■ **Directions**:
Only the pictures are to be left out; set down the rest of the records exactly.

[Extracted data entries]

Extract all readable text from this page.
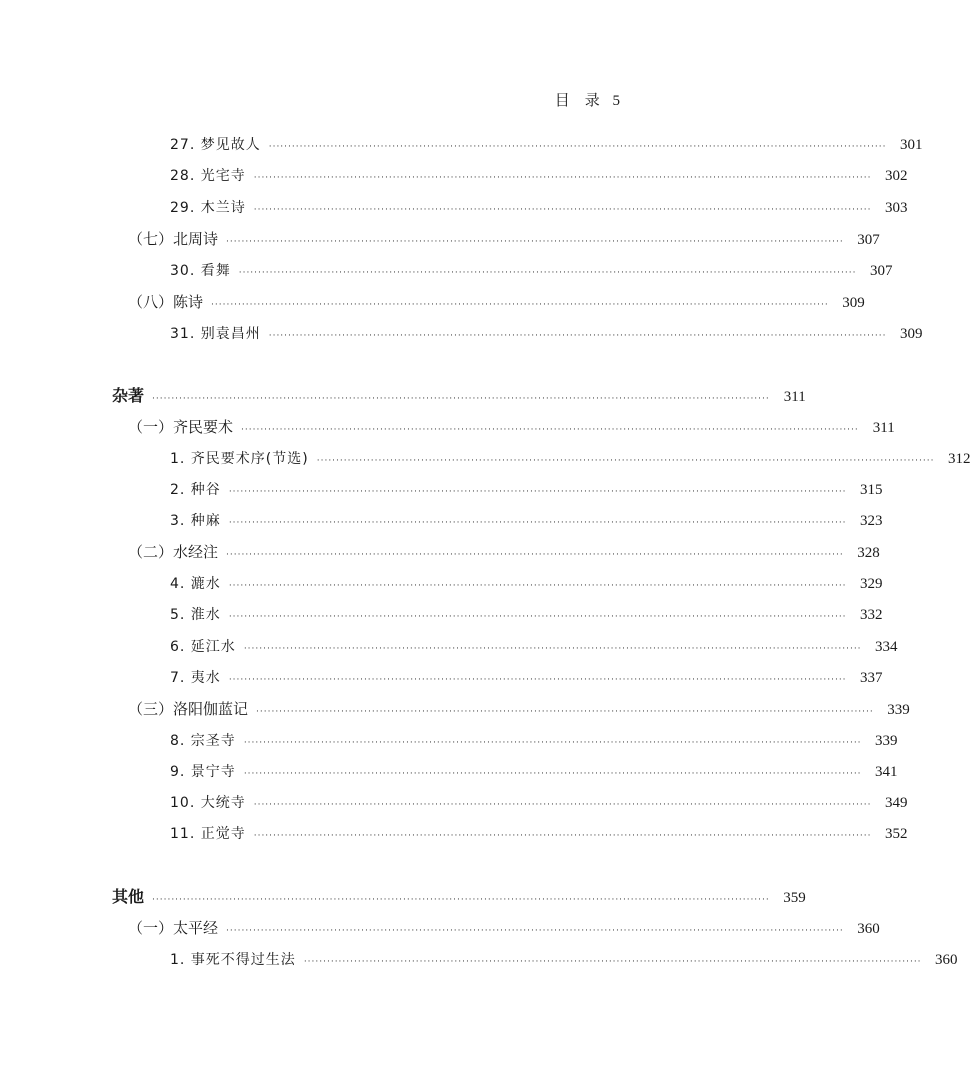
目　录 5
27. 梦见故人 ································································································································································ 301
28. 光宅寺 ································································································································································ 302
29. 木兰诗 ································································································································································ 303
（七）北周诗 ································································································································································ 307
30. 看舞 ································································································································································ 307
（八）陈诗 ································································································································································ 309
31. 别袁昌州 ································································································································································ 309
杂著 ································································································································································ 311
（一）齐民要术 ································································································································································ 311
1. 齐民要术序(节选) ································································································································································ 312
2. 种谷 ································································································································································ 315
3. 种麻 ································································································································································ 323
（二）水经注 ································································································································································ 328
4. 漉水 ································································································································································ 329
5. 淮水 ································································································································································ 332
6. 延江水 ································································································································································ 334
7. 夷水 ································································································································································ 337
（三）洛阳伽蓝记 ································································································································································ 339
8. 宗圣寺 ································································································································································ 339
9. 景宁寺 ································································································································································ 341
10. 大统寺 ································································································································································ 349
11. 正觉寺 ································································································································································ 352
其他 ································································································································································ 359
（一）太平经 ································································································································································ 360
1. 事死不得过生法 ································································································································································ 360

■ **Written solution**:
Extract all readable text from this page.
目　录 5
27. 梦见故人 ································································································································································ 301
28. 光宅寺 ································································································································································ 302
29. 木兰诗 ································································································································································ 303
（七）北周诗 ································································································································································ 307
30. 看舞 ································································································································································ 307
（八）陈诗 ································································································································································ 309
31. 别袁昌州 ································································································································································ 309
杂著 ································································································································································ 311
（一）齐民要术 ································································································································································ 311
1. 齐民要术序(节选) ································································································································································ 312
2. 种谷 ································································································································································ 315
3. 种麻 ································································································································································ 323
（二）水经注 ································································································································································ 328
4. 漉水 ································································································································································ 329
5. 淮水 ································································································································································ 332
6. 延江水 ································································································································································ 334
7. 夷水 ································································································································································ 337
（三）洛阳伽蓝记 ································································································································································ 339
8. 宗圣寺 ································································································································································ 339
9. 景宁寺 ································································································································································ 341
10. 大统寺 ································································································································································ 349
11. 正觉寺 ································································································································································ 352
其他 ································································································································································ 359
（一）太平经 ································································································································································ 360
1. 事死不得过生法 ································································································································································ 360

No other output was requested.